## SET PROBLEM
Transcribe every line of the records below verbatim, omitting the pictures from your answer.

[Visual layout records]
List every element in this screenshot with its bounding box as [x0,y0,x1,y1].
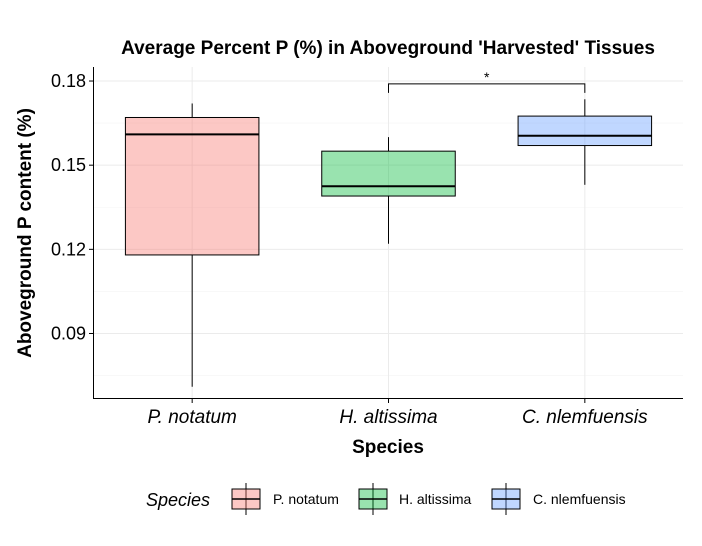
legend-title: Species [146,490,210,510]
chart-title: Average Percent P (%) in Aboveground 'Ha… [121,38,655,59]
box-body [321,150,456,197]
box-3 [517,99,653,185]
significance-label: * [484,69,490,85]
significance-bracket: * [388,69,586,93]
y-axis-ticks: 0.09 0.12 0.15 0.18 [51,71,94,343]
x-tick-label: C. nlemfuensis [522,407,648,428]
y-tick-label: 0.18 [51,71,86,91]
legend-label: C. nlemfuensis [533,491,626,507]
box-2 [321,137,456,244]
box-plots [124,99,653,387]
legend-label: P. notatum [273,491,339,507]
x-axis-title: Species [352,437,424,458]
legend-item-1: P. notatum [231,483,339,515]
y-tick-label: 0.09 [51,323,86,343]
x-tick-label: H. altissima [339,407,437,428]
box-body [124,116,260,256]
y-tick-label: 0.15 [51,155,86,175]
box-1 [124,103,260,387]
y-axis-title: Aboveground P content (%) [15,108,36,358]
box-body [517,115,653,147]
x-axis-ticks: P. notatum H. altissima C. nlemfuensis [147,398,648,428]
y-tick-label: 0.12 [51,239,86,259]
legend-item-3: C. nlemfuensis [491,483,626,515]
significance-line [388,83,586,93]
legend-label: H. altissima [399,491,472,507]
legend: Species P. notatum H. altissima C. nlemfue… [146,483,626,515]
legend-item-2: H. altissima [358,483,472,515]
x-tick-label: P. notatum [147,407,236,428]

## FINAL RESULT
List every element in this screenshot with its bounding box as [x0,y0,x1,y1].
legend-title: Species [146,490,210,510]
chart-title: Average Percent P (%) in Aboveground 'Ha… [121,38,655,59]
box-body [321,150,456,197]
box-3 [517,99,653,185]
significance-label: * [484,69,490,85]
significance-bracket: * [388,69,586,93]
y-axis-ticks: 0.09 0.12 0.15 0.18 [51,71,94,343]
x-tick-label: C. nlemfuensis [522,407,648,428]
y-tick-label: 0.18 [51,71,86,91]
legend-label: C. nlemfuensis [533,491,626,507]
box-2 [321,137,456,244]
box-plots [124,99,653,387]
legend-label: P. notatum [273,491,339,507]
x-axis-title: Species [352,437,424,458]
legend-item-1: P. notatum [231,483,339,515]
y-tick-label: 0.09 [51,323,86,343]
x-tick-label: H. altissima [339,407,437,428]
box-body [124,116,260,256]
y-tick-label: 0.15 [51,155,86,175]
box-1 [124,103,260,387]
y-axis-title: Aboveground P content (%) [15,108,36,358]
box-body [517,115,653,147]
x-axis-ticks: P. notatum H. altissima C. nlemfuensis [147,398,648,428]
y-tick-label: 0.12 [51,239,86,259]
legend-item-3: C. nlemfuensis [491,483,626,515]
significance-line [388,83,586,93]
legend-label: H. altissima [399,491,472,507]
legend: Species P. notatum H. altissima C. nlemfue… [146,483,626,515]
legend-item-2: H. altissima [358,483,472,515]
x-tick-label: P. notatum [147,407,236,428]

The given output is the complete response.